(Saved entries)
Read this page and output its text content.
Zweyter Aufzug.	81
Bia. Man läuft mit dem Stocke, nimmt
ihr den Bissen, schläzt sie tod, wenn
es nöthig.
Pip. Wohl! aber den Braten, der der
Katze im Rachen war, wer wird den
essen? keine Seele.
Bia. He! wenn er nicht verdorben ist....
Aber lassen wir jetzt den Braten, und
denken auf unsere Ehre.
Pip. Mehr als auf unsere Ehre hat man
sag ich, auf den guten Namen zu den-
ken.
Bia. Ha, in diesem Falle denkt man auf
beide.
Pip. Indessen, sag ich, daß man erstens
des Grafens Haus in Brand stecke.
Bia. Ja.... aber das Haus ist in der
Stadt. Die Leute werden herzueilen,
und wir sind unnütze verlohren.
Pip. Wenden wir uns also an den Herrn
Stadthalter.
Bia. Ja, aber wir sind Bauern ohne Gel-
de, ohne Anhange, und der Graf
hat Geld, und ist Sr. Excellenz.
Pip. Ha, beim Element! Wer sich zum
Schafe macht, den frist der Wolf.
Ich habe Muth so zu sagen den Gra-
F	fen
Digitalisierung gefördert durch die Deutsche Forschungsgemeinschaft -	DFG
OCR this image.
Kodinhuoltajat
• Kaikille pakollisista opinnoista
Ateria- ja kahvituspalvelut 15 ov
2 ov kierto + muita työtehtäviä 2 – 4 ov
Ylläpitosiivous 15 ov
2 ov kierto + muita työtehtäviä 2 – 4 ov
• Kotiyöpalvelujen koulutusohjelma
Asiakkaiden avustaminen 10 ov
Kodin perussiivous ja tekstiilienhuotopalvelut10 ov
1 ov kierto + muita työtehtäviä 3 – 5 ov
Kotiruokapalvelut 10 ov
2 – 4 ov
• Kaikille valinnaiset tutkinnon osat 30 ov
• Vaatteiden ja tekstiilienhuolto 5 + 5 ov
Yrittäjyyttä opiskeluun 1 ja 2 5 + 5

# [Work to do]
Gather each line holding the string "unsere".

# [Result]
denken auf unsere Ehre.
Pip. Mehr als auf unsere Ehre hat man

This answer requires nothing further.